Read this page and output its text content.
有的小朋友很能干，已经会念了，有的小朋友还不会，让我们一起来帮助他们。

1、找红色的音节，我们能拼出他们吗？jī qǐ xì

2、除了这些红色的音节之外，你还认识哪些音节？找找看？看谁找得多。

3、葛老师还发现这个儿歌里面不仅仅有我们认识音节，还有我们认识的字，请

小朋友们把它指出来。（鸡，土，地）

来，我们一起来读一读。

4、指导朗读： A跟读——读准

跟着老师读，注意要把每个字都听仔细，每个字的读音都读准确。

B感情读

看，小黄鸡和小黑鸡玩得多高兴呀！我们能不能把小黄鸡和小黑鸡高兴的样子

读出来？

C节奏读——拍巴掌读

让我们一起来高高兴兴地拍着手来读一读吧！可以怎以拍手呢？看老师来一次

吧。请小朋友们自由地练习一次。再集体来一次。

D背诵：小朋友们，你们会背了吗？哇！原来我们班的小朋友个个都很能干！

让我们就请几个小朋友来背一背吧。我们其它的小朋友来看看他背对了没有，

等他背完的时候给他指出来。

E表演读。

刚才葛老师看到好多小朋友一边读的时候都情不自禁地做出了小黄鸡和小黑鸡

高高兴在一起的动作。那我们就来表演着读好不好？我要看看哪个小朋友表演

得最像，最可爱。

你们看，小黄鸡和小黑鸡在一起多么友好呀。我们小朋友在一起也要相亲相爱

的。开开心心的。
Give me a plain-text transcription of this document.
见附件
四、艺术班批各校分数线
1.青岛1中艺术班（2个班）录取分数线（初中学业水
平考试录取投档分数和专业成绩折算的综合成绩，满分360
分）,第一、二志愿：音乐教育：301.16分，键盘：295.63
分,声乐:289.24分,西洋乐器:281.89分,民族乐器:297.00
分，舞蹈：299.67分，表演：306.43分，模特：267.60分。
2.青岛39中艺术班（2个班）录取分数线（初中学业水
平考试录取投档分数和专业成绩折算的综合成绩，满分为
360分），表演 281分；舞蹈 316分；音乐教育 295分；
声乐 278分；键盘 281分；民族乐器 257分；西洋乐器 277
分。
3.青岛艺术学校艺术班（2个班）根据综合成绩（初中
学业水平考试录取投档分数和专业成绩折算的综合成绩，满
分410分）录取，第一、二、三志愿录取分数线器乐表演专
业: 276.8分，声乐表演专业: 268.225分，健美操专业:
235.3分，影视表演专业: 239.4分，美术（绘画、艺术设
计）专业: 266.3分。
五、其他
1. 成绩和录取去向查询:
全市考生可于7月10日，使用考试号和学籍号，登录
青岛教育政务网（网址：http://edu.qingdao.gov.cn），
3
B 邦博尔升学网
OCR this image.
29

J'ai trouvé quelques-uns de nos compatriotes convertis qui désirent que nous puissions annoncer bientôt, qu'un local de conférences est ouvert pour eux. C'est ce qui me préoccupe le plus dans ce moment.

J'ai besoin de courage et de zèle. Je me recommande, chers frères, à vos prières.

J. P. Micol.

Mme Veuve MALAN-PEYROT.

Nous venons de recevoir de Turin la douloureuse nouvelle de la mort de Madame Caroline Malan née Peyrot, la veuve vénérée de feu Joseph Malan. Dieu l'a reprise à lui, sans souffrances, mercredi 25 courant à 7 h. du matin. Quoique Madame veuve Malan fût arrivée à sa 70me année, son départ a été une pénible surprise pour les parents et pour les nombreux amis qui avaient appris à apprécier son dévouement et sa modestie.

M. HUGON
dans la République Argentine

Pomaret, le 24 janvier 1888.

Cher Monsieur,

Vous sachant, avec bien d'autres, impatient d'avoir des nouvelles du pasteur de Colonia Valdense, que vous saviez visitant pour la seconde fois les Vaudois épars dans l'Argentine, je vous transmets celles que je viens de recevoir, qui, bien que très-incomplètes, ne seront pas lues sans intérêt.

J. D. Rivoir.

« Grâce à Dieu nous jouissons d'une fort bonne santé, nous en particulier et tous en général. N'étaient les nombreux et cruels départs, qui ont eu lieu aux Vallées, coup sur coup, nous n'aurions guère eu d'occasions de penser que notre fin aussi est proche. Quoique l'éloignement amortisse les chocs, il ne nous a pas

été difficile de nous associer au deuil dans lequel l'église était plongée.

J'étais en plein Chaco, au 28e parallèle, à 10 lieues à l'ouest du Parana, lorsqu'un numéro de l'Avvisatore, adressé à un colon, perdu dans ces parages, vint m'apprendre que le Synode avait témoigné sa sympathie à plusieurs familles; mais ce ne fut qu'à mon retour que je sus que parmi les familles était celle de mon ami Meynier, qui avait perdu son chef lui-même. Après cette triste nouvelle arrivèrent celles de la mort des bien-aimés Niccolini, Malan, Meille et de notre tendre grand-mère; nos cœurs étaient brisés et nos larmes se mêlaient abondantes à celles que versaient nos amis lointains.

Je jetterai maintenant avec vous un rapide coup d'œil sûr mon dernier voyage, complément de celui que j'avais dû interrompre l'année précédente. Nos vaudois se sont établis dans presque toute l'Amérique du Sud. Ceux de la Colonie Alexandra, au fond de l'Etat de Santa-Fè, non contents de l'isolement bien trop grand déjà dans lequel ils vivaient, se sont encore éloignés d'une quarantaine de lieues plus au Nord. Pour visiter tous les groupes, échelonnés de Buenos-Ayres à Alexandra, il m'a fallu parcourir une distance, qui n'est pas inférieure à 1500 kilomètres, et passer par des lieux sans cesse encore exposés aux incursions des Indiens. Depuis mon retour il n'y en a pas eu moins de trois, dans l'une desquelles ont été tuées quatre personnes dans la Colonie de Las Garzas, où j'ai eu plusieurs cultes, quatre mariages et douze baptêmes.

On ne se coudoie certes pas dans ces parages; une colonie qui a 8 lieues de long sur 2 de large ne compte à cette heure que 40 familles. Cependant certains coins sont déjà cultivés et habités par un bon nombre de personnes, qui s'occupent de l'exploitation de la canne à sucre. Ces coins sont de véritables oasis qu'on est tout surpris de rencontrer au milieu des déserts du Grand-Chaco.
· · · ·
Given exercise
Every line in the data above that contains "音乐教育" needs to be copied.

Exercise output
分）,第一、二志愿：音乐教育：301.16分，键盘：295.63
360分），表演 281分；舞蹈 316分；音乐教育 295分；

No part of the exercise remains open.